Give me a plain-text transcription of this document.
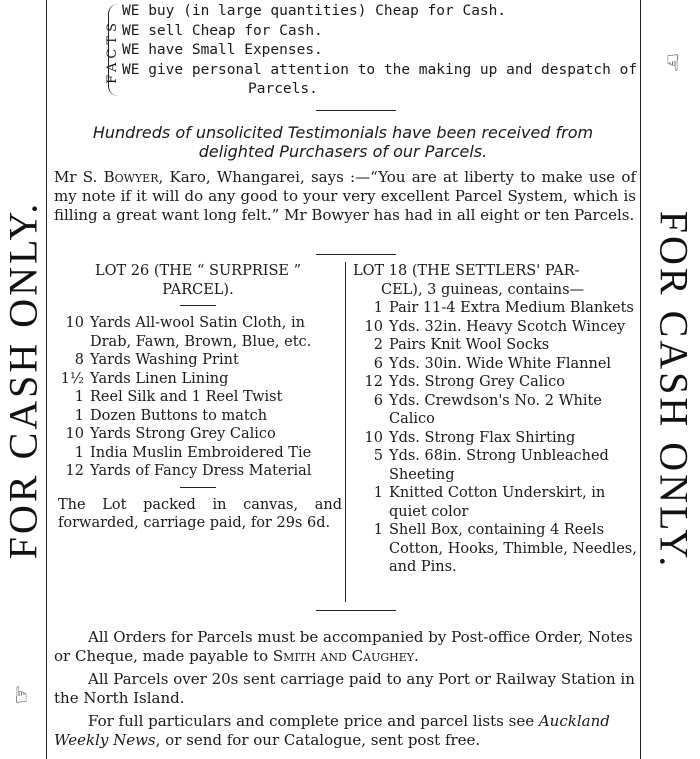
FOR CASH ONLY.
☞
FOR CASH ONLY.
☞
FACTS
WE buy (in large quantities) Cheap for Cash.
WE sell Cheap for Cash.
WE have Small Expenses.
WE give personal attention to the making up and despatch of
Parcels.
Hundreds of unsolicited Testimonials have been received from
delighted Purchasers of our Parcels.
Mr S. Bowyer, Karo, Whangarei, says :—“You are at liberty to make use of my note if it will do any good to your very excellent Parcel System, which is filling a great want long felt.” Mr Bowyer has had in all eight or ten Parcels.
LOT 26 (THE “ SURPRISE ”
PARCEL).
10 Yards All-wool Satin Cloth, in Drab, Fawn, Brown, Blue, etc.
8 Yards Washing Print
1½ Yards Linen Lining
1 Reel Silk and 1 Reel Twist
1 Dozen Buttons to match
10 Yards Strong Grey Calico
1 India Muslin Embroidered Tie
12 Yards of Fancy Dress Material
The Lot packed in canvas, and forwarded, carriage paid, for 29s 6d.
LOT 18 (THE SETTLERS' PAR-
CEL), 3 guineas, contains—
1 Pair 11-4 Extra Medium Blankets
10 Yds. 32in. Heavy Scotch Wincey
2 Pairs Knit Wool Socks
6 Yds. 30in. Wide White Flannel
12 Yds. Strong Grey Calico
6 Yds. Crewdson's No. 2 White Calico
10 Yds. Strong Flax Shirting
5 Yds. 68in. Strong Unbleached Sheeting
1 Knitted Cotton Underskirt, in quiet color
1 Shell Box, containing 4 Reels Cotton, Hooks, Thimble, Needles, and Pins.
All Orders for Parcels must be accompanied by Post-office Order, Notes or Cheque, made payable to Smith and Caughey.
All Parcels over 20s sent carriage paid to any Port or Railway Station in the North Island.
For full particulars and complete price and parcel lists see Auckland Weekly News, or send for our Catalogue, sent post free.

▶ **Instructions to follow**
Leave images out of the retyped records; keep all else exact.

▶ **Output**
Give me a plain-text transcription of this document.
FOR CASH ONLY.
☞
FOR CASH ONLY.
☞
FACTS
WE buy (in large quantities) Cheap for Cash.
WE sell Cheap for Cash.
WE have Small Expenses.
WE give personal attention to the making up and despatch of
Parcels.
Hundreds of unsolicited Testimonials have been received from
delighted Purchasers of our Parcels.
Mr S. Bowyer, Karo, Whangarei, says :—“You are at liberty to make use of my note if it will do any good to your very excellent Parcel System, which is filling a great want long felt.” Mr Bowyer has had in all eight or ten Parcels.
LOT 26 (THE “ SURPRISE ”
PARCEL).
10 Yards All-wool Satin Cloth, in Drab, Fawn, Brown, Blue, etc.
8 Yards Washing Print
1½ Yards Linen Lining
1 Reel Silk and 1 Reel Twist
1 Dozen Buttons to match
10 Yards Strong Grey Calico
1 India Muslin Embroidered Tie
12 Yards of Fancy Dress Material
The Lot packed in canvas, and forwarded, carriage paid, for 29s 6d.
LOT 18 (THE SETTLERS' PAR-
CEL), 3 guineas, contains—
1 Pair 11-4 Extra Medium Blankets
10 Yds. 32in. Heavy Scotch Wincey
2 Pairs Knit Wool Socks
6 Yds. 30in. Wide White Flannel
12 Yds. Strong Grey Calico
6 Yds. Crewdson's No. 2 White Calico
10 Yds. Strong Flax Shirting
5 Yds. 68in. Strong Unbleached Sheeting
1 Knitted Cotton Underskirt, in quiet color
1 Shell Box, containing 4 Reels Cotton, Hooks, Thimble, Needles, and Pins.
All Orders for Parcels must be accompanied by Post-office Order, Notes or Cheque, made payable to Smith and Caughey.
All Parcels over 20s sent carriage paid to any Port or Railway Station in the North Island.
For full particulars and complete price and parcel lists see Auckland Weekly News, or send for our Catalogue, sent post free.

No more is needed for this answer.